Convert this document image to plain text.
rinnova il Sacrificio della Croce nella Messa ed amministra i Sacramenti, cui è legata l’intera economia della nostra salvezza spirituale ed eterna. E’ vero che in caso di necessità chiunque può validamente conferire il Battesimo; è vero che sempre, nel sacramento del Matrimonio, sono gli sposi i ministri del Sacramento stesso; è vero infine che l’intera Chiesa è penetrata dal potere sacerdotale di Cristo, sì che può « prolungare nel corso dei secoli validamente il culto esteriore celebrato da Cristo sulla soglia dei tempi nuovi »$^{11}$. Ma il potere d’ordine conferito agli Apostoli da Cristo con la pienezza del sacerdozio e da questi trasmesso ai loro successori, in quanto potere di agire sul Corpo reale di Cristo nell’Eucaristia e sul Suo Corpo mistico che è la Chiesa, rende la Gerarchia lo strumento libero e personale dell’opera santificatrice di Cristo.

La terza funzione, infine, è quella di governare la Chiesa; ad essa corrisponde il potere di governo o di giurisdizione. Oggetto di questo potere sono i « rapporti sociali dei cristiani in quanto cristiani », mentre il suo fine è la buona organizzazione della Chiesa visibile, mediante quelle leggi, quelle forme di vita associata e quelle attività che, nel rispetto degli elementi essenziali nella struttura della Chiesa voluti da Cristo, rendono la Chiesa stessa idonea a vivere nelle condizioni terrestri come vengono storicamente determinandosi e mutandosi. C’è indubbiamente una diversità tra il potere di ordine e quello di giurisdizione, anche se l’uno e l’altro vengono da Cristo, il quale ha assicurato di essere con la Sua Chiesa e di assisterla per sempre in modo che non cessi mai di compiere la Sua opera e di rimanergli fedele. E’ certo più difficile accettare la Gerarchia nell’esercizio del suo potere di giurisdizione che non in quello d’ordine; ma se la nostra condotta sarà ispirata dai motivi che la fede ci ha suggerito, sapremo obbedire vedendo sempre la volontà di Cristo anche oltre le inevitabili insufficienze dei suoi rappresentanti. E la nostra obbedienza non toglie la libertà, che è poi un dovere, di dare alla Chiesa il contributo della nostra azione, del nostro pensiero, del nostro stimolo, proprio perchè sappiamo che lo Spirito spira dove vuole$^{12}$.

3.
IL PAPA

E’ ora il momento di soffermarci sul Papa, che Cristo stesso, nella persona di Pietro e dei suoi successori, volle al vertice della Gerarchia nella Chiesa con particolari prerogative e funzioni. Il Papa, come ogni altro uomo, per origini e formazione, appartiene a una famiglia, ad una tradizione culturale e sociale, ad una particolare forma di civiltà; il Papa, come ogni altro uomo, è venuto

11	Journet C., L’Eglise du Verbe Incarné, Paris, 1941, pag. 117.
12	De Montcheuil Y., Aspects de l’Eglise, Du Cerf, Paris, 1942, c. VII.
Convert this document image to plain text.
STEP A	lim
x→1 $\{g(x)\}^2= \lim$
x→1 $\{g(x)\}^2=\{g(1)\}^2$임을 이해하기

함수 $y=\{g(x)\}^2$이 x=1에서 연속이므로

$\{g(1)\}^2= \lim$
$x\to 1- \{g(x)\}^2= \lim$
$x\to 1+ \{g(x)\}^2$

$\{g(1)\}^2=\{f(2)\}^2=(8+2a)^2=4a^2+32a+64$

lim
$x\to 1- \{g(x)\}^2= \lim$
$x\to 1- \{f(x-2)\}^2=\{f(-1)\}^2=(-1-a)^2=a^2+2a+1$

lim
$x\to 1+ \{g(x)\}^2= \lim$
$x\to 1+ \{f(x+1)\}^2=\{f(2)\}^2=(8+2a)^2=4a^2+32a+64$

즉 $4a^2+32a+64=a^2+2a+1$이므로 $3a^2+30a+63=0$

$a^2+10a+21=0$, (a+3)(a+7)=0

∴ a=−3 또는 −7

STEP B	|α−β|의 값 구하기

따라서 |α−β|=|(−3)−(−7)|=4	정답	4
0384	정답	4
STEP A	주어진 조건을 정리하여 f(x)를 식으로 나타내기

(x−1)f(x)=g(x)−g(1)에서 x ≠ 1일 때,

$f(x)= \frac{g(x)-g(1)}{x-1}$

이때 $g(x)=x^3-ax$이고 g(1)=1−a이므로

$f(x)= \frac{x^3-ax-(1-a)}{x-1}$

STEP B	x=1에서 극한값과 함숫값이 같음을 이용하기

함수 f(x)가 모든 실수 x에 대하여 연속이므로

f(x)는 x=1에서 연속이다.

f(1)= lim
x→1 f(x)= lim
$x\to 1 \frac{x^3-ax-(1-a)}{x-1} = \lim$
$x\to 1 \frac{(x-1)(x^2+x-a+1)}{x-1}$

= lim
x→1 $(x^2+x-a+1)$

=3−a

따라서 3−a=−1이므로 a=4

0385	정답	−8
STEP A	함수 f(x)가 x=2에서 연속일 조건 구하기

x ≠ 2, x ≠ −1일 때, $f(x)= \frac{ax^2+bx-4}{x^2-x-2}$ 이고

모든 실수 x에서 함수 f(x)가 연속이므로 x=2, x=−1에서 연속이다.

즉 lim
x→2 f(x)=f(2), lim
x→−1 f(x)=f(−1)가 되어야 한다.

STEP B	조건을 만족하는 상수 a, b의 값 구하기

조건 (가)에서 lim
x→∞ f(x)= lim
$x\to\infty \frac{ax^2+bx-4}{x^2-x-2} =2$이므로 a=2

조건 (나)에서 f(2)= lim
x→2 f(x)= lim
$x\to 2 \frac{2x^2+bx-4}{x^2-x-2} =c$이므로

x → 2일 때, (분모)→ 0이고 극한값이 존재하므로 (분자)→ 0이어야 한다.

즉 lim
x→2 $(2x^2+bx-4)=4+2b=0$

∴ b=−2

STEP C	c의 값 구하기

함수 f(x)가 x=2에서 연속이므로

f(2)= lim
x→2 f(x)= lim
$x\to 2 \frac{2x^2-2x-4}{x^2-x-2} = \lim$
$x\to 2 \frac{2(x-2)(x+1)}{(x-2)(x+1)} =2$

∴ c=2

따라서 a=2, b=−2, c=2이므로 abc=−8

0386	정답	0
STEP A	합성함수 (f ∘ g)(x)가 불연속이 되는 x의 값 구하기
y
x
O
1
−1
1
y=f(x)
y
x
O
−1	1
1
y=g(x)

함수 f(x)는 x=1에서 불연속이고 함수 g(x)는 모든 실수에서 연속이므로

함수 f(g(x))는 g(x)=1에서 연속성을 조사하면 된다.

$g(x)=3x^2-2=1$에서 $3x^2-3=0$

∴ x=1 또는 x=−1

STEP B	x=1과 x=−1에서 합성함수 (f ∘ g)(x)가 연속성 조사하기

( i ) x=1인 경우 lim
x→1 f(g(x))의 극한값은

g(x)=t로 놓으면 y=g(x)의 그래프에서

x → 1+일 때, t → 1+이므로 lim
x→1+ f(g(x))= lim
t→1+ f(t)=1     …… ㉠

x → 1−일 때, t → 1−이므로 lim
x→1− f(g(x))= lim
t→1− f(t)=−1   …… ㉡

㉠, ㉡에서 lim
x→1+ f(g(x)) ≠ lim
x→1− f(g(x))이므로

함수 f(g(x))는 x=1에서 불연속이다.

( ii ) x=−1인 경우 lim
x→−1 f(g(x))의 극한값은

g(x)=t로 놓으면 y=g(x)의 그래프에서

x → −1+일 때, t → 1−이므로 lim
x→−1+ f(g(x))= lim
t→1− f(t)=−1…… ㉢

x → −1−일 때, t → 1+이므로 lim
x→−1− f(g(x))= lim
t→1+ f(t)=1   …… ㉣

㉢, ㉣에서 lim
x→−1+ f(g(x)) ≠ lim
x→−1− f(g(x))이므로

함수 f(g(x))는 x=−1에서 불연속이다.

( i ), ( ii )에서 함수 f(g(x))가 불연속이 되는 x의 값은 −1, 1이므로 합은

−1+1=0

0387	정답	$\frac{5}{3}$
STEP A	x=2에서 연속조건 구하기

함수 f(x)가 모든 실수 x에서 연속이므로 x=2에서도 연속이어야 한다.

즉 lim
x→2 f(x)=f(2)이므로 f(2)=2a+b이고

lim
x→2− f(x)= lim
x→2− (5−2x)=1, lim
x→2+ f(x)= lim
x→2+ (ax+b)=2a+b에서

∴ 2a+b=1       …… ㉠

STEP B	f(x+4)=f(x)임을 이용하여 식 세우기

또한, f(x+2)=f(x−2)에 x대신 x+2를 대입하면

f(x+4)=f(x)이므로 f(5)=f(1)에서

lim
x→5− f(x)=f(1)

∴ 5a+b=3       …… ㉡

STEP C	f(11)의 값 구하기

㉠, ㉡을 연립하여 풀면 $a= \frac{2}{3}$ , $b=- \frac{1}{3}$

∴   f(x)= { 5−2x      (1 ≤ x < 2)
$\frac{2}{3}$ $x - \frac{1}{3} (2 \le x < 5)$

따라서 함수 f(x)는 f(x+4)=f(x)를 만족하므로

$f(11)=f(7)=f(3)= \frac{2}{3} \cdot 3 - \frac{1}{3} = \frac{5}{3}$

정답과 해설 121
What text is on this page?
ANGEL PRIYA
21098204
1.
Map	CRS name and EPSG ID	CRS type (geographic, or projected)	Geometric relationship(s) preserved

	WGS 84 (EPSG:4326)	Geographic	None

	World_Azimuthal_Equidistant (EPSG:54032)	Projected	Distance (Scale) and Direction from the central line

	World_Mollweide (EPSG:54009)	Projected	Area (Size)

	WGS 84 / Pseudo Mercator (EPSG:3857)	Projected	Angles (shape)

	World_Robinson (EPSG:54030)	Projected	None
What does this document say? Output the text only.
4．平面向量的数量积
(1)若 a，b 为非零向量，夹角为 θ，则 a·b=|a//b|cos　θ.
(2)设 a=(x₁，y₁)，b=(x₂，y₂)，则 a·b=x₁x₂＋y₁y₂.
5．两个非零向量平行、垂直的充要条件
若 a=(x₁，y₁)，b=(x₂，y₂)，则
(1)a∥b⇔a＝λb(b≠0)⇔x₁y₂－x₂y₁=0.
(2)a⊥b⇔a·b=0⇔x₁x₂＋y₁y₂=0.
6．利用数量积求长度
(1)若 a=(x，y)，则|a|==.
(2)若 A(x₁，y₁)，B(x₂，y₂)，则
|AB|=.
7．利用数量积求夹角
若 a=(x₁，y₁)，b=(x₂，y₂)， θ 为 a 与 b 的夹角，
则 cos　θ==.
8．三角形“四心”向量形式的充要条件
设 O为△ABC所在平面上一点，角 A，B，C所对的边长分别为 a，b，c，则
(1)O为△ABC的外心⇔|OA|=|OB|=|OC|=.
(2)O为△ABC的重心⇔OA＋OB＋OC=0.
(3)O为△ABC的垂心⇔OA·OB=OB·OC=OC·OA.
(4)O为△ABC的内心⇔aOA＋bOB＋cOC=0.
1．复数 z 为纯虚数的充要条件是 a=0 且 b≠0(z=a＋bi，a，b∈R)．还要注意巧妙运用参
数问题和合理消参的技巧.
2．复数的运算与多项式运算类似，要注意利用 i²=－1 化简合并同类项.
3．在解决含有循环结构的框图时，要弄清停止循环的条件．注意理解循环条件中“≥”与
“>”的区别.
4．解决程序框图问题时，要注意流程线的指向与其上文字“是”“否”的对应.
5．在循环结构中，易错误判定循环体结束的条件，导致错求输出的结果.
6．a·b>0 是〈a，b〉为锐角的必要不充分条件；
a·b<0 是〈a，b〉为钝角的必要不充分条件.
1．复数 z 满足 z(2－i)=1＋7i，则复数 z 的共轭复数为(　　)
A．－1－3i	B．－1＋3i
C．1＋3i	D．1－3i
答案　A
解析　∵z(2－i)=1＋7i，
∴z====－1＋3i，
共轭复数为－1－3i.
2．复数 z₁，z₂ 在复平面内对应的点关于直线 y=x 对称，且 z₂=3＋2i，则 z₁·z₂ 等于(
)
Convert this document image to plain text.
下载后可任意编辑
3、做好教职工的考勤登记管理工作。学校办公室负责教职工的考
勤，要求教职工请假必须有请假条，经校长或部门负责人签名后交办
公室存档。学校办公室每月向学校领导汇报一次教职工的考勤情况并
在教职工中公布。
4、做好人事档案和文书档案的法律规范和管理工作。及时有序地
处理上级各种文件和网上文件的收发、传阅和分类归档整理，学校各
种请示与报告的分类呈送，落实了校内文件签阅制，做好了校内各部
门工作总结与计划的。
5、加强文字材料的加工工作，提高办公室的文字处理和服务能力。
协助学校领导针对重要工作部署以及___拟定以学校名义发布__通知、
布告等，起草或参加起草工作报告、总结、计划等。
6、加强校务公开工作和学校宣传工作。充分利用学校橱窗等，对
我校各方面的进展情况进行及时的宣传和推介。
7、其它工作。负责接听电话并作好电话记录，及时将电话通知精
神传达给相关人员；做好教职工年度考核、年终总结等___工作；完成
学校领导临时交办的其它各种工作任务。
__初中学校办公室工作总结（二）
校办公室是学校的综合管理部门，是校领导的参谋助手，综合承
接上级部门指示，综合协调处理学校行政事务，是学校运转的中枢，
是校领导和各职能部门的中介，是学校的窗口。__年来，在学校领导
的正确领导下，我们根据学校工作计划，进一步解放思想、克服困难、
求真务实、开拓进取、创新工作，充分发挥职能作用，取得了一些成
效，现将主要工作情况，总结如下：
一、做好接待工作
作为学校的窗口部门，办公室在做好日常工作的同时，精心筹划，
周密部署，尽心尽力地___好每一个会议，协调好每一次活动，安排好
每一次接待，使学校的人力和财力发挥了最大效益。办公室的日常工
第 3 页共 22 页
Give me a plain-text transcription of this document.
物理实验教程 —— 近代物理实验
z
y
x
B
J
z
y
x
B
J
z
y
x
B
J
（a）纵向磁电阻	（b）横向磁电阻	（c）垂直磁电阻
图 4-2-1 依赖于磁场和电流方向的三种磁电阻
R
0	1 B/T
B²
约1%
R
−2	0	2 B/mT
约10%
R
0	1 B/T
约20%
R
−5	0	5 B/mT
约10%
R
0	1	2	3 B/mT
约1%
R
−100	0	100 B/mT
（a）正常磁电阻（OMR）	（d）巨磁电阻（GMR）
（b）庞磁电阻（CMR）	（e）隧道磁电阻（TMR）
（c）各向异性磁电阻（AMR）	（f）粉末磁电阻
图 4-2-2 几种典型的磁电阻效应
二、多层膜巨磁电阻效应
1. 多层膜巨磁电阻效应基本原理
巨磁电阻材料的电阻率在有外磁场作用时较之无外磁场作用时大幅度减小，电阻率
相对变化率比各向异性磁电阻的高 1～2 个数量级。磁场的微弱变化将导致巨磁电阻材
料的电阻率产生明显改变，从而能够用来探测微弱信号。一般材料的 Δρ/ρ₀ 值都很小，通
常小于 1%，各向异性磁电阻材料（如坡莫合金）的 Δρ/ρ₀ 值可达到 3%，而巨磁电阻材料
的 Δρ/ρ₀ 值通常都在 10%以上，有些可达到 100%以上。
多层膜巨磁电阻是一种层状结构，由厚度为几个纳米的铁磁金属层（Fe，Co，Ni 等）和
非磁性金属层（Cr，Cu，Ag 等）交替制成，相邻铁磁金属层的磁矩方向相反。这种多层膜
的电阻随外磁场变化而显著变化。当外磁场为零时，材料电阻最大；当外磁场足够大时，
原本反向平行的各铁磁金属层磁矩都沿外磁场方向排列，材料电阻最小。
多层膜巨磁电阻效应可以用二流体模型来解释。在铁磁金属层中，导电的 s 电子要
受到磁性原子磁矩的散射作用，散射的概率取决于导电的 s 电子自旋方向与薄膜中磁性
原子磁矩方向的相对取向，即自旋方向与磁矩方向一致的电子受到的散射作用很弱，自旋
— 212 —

________

Job: From the data above, copy each line that holds "STEP".

Answer:
STEP A	lim
STEP B	|α−β|의 값 구하기
STEP A	주어진 조건을 정리하여 f(x)를 식으로 나타내기
STEP B	x=1에서 극한값과 함숫값이 같음을 이용하기
STEP A	함수 f(x)가 x=2에서 연속일 조건 구하기
STEP B	조건을 만족하는 상수 a, b의 값 구하기
STEP C	c의 값 구하기
STEP A	합성함수 (f ∘ g)(x)가 불연속이 되는 x의 값 구하기
STEP B	x=1과 x=−1에서 합성함수 (f ∘ g)(x)가 연속성 조사하기
STEP A	x=2에서 연속조건 구하기
STEP B	f(x+4)=f(x)임을 이용하여 식 세우기
STEP C	f(11)의 값 구하기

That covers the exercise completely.